Written exercise
Give back the full listing verbatim, apart from its images.
^^^^
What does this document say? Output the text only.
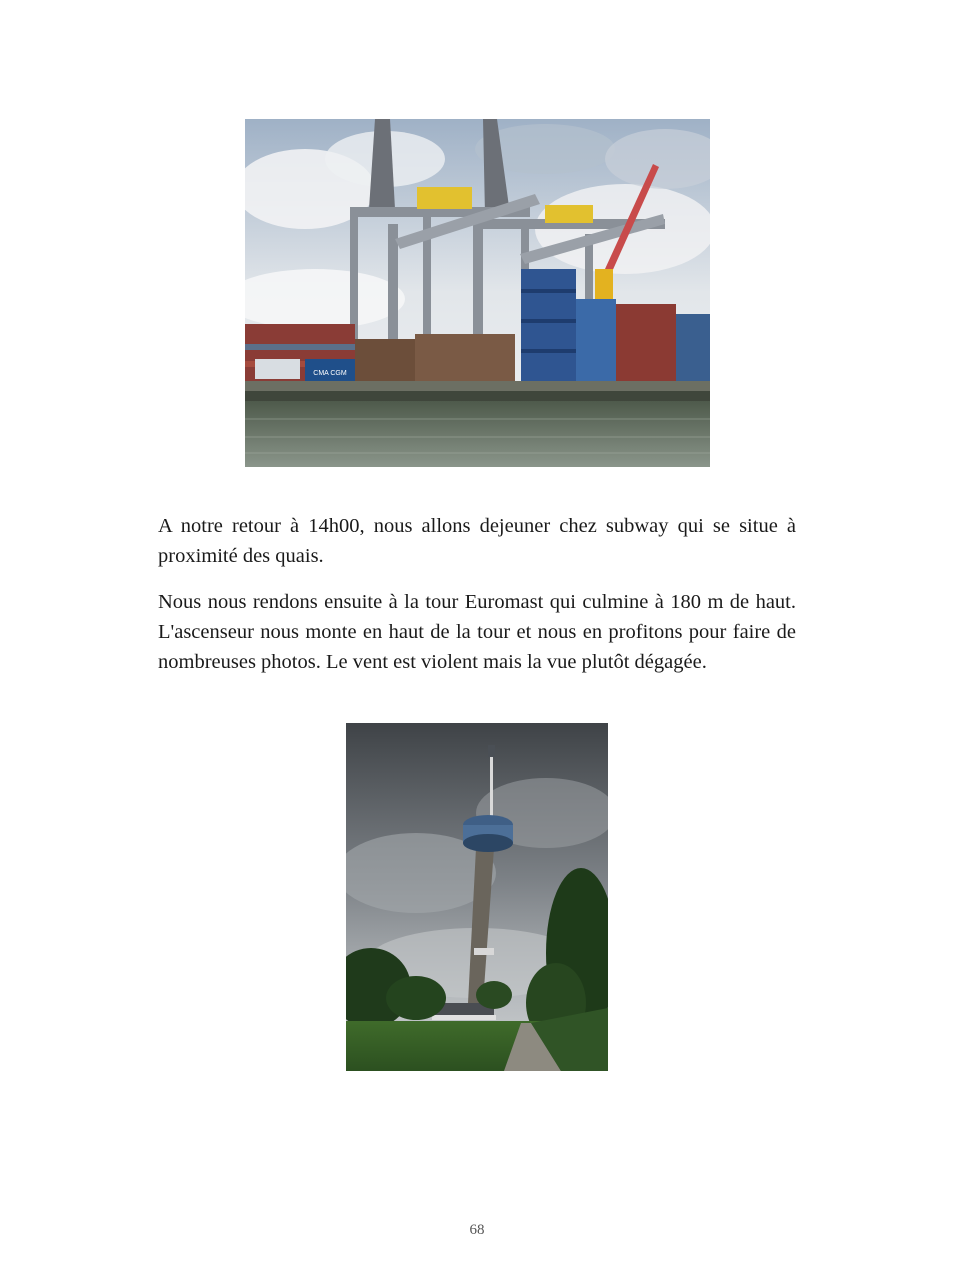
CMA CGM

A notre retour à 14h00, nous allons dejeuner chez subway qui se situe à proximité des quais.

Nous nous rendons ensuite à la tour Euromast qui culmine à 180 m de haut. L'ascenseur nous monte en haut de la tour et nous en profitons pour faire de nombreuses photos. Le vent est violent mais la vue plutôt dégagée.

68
^^^^
Finished answer
What does this document say? Output the text only.
CMA CGM

A notre retour à 14h00, nous allons dejeuner chez subway qui se situe à proximité des quais.

Nous nous rendons ensuite à la tour Euromast qui culmine à 180 m de haut. L'ascenseur nous monte en haut de la tour et nous en profitons pour faire de nombreuses photos. Le vent est violent mais la vue plutôt dégagée.

68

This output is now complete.